Problem to solve: Restate the data exactly as given and keep the pictures out.

Record extracts:
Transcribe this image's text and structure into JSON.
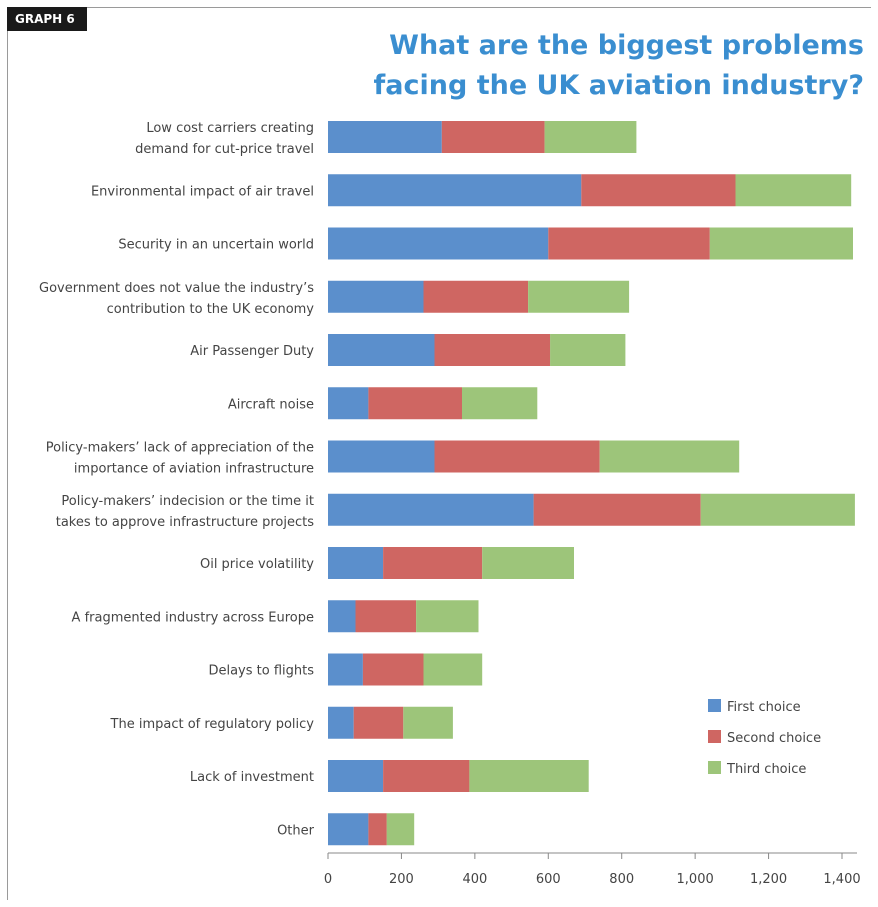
{
  "header": {
    "tag": "GRAPH 6",
    "title_line1": "What are the biggest problems",
    "title_line2": "facing the UK aviation industry?"
  },
  "colors": {
    "title": "#3a8ed0",
    "first": "#5b8fcc",
    "second": "#cf6662",
    "third": "#9dc57a"
  },
  "chart_data": {
    "type": "bar",
    "orientation": "horizontal",
    "stacked": true,
    "title": "What are the biggest problems facing the UK aviation industry?",
    "xlim": [
      0,
      1400
    ],
    "xticks": [
      0,
      200,
      400,
      600,
      800,
      1000,
      1200,
      1400
    ],
    "xtick_labels": [
      "0",
      "200",
      "400",
      "600",
      "800",
      "1,000",
      "1,200",
      "1,400"
    ],
    "legend_position": "right",
    "categories": [
      [
        "Low cost carriers creating",
        "demand for cut-price travel"
      ],
      [
        "Environmental impact of air travel"
      ],
      [
        "Security in an uncertain world"
      ],
      [
        "Government does not value the industry’s",
        "contribution to the UK economy"
      ],
      [
        "Air Passenger Duty"
      ],
      [
        "Aircraft noise"
      ],
      [
        "Policy-makers’ lack of appreciation of the",
        "importance of aviation infrastructure"
      ],
      [
        "Policy-makers’ indecision or the time it",
        "takes to approve infrastructure projects"
      ],
      [
        "Oil price volatility"
      ],
      [
        "A fragmented industry across Europe"
      ],
      [
        "Delays to flights"
      ],
      [
        "The impact of regulatory policy"
      ],
      [
        "Lack of investment"
      ],
      [
        "Other"
      ]
    ],
    "series": [
      {
        "name": "First choice",
        "values": [
          310,
          690,
          600,
          260,
          290,
          110,
          290,
          560,
          150,
          75,
          95,
          70,
          150,
          110
        ]
      },
      {
        "name": "Second choice",
        "values": [
          280,
          420,
          440,
          285,
          315,
          255,
          450,
          455,
          270,
          165,
          165,
          135,
          235,
          50
        ]
      },
      {
        "name": "Third choice",
        "values": [
          250,
          315,
          390,
          275,
          205,
          205,
          380,
          420,
          250,
          170,
          160,
          135,
          325,
          75
        ]
      }
    ]
  }
}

Result of the task:
Transcribe this image's text and structure into JSON.
{
  "header": {
    "tag": "GRAPH 6",
    "title_line1": "What are the biggest problems",
    "title_line2": "facing the UK aviation industry?"
  },
  "colors": {
    "title": "#3a8ed0",
    "first": "#5b8fcc",
    "second": "#cf6662",
    "third": "#9dc57a"
  },
  "chart_data": {
    "type": "bar",
    "orientation": "horizontal",
    "stacked": true,
    "title": "What are the biggest problems facing the UK aviation industry?",
    "xlim": [
      0,
      1400
    ],
    "xticks": [
      0,
      200,
      400,
      600,
      800,
      1000,
      1200,
      1400
    ],
    "xtick_labels": [
      "0",
      "200",
      "400",
      "600",
      "800",
      "1,000",
      "1,200",
      "1,400"
    ],
    "legend_position": "right",
    "categories": [
      [
        "Low cost carriers creating",
        "demand for cut-price travel"
      ],
      [
        "Environmental impact of air travel"
      ],
      [
        "Security in an uncertain world"
      ],
      [
        "Government does not value the industry’s",
        "contribution to the UK economy"
      ],
      [
        "Air Passenger Duty"
      ],
      [
        "Aircraft noise"
      ],
      [
        "Policy-makers’ lack of appreciation of the",
        "importance of aviation infrastructure"
      ],
      [
        "Policy-makers’ indecision or the time it",
        "takes to approve infrastructure projects"
      ],
      [
        "Oil price volatility"
      ],
      [
        "A fragmented industry across Europe"
      ],
      [
        "Delays to flights"
      ],
      [
        "The impact of regulatory policy"
      ],
      [
        "Lack of investment"
      ],
      [
        "Other"
      ]
    ],
    "series": [
      {
        "name": "First choice",
        "values": [
          310,
          690,
          600,
          260,
          290,
          110,
          290,
          560,
          150,
          75,
          95,
          70,
          150,
          110
        ]
      },
      {
        "name": "Second choice",
        "values": [
          280,
          420,
          440,
          285,
          315,
          255,
          450,
          455,
          270,
          165,
          165,
          135,
          235,
          50
        ]
      },
      {
        "name": "Third choice",
        "values": [
          250,
          315,
          390,
          275,
          205,
          205,
          380,
          420,
          250,
          170,
          160,
          135,
          325,
          75
        ]
      }
    ]
  }
}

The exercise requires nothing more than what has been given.